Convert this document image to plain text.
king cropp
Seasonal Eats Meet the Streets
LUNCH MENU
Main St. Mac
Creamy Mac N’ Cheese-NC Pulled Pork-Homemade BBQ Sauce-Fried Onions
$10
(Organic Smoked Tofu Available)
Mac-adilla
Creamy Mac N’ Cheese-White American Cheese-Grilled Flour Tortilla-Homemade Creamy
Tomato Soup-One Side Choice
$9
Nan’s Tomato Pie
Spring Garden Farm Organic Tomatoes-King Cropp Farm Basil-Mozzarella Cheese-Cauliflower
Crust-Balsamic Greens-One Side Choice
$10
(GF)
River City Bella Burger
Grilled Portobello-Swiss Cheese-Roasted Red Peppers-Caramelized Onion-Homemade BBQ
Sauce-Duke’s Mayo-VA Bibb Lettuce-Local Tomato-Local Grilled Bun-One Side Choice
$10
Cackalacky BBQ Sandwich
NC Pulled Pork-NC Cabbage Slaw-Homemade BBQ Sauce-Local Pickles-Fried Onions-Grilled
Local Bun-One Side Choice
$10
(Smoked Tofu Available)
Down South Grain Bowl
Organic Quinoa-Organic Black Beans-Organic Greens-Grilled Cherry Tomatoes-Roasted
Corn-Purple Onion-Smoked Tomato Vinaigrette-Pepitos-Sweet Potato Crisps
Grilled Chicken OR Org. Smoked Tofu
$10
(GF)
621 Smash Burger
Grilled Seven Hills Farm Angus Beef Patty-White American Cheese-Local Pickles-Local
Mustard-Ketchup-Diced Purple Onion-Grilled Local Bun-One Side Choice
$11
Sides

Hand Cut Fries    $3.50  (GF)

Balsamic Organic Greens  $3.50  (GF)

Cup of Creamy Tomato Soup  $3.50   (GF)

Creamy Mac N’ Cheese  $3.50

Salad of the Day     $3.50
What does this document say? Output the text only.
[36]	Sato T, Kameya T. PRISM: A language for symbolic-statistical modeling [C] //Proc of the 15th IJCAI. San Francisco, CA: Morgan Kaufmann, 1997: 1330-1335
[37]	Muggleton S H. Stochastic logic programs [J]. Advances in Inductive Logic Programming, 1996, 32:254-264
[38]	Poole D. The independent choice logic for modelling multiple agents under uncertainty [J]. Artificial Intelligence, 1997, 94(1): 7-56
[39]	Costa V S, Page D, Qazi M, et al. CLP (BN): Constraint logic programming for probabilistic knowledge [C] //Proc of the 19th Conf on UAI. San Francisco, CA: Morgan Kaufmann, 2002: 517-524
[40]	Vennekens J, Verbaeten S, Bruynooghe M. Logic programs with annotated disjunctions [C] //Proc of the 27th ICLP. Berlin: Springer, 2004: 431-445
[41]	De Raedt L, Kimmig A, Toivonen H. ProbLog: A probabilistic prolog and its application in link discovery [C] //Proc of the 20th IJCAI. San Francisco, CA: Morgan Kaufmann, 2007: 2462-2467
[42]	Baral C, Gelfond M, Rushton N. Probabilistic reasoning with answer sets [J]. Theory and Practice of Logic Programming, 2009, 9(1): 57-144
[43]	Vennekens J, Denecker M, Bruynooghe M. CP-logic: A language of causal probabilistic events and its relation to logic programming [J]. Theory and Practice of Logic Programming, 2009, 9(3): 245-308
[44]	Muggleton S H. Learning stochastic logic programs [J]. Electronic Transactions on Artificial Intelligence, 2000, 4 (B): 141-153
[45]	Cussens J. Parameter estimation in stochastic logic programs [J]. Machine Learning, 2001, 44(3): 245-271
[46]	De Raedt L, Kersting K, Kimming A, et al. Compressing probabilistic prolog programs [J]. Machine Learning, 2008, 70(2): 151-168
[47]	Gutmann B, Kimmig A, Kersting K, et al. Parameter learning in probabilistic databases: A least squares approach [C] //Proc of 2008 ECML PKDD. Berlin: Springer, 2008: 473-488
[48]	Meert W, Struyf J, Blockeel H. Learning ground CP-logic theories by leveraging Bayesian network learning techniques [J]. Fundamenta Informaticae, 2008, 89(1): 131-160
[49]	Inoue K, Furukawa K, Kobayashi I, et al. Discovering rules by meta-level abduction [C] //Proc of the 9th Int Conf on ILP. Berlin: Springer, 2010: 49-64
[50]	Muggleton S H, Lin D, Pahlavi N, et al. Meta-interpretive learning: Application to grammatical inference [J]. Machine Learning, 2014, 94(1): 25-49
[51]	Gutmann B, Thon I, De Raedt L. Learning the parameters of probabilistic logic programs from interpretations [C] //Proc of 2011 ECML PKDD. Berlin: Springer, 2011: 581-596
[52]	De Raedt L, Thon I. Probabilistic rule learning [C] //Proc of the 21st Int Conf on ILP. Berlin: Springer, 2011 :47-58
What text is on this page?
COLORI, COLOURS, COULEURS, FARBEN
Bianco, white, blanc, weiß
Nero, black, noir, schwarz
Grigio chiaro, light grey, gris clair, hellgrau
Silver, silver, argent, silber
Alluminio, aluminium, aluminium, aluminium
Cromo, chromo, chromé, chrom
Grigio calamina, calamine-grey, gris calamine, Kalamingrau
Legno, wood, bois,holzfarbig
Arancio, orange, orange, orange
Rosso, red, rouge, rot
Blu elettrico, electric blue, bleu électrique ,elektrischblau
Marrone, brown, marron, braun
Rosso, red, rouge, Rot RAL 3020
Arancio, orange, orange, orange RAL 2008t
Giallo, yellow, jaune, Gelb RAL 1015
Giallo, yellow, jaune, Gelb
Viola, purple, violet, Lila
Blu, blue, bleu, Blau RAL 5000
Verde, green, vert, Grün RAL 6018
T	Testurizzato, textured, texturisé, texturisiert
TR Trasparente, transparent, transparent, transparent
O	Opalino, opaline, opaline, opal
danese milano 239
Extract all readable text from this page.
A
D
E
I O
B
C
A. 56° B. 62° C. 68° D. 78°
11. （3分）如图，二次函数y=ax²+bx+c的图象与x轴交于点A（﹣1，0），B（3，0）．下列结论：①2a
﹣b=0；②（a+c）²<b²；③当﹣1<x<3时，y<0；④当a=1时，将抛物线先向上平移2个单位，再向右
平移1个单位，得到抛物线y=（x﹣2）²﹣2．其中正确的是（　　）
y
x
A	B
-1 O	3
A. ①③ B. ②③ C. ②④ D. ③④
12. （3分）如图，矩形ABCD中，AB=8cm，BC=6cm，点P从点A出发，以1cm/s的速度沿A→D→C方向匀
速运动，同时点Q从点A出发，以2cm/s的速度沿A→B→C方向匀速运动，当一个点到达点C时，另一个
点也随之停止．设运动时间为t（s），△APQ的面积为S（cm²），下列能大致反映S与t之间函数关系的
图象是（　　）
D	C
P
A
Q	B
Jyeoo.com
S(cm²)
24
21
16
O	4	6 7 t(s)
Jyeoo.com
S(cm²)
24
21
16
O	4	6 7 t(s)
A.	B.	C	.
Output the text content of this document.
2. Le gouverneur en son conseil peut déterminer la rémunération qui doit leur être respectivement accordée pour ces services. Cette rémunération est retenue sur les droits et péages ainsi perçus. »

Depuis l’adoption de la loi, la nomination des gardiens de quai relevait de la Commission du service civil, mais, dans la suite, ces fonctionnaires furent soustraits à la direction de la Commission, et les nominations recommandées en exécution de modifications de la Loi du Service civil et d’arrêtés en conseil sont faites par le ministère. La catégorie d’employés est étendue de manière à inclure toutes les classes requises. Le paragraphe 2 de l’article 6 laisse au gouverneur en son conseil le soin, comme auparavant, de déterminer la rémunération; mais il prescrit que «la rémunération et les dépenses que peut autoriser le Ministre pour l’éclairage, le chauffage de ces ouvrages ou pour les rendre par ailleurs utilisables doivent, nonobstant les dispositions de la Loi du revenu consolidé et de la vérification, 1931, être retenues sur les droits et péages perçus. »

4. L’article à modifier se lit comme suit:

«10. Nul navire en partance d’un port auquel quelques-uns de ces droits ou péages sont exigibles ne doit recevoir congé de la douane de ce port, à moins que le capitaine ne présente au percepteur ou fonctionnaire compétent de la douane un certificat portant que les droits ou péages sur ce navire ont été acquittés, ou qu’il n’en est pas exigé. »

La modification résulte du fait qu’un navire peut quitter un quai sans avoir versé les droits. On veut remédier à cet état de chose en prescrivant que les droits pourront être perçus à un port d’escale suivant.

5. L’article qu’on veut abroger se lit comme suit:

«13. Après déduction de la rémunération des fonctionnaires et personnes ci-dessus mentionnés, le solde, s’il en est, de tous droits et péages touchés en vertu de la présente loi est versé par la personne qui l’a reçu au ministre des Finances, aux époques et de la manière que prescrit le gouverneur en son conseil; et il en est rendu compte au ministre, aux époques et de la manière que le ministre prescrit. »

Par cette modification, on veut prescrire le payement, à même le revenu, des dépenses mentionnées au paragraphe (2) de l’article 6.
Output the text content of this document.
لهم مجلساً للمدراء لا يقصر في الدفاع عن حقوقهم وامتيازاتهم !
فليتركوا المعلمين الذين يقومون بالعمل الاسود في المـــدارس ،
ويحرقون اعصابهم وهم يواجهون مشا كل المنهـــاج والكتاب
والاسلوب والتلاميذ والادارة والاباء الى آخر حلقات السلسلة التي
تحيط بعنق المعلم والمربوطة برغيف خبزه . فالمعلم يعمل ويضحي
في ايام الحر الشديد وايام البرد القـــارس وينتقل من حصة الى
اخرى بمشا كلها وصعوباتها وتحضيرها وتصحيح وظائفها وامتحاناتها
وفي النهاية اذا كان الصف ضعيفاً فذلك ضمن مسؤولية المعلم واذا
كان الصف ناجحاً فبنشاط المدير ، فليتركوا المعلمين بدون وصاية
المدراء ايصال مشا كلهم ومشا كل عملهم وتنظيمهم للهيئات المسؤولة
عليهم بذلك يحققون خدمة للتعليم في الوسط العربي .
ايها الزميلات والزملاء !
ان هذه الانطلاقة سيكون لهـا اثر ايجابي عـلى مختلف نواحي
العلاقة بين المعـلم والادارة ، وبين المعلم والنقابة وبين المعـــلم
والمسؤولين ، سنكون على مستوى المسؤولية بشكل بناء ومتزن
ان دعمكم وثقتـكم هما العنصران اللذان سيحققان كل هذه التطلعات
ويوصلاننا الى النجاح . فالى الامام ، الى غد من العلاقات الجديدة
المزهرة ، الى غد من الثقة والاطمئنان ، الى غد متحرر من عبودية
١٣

= = = = = = =

■ Directions for this task
Report the number of lines in the listing where the string "فليتركوا" appears, and nothing besides.

■ Exercise response
2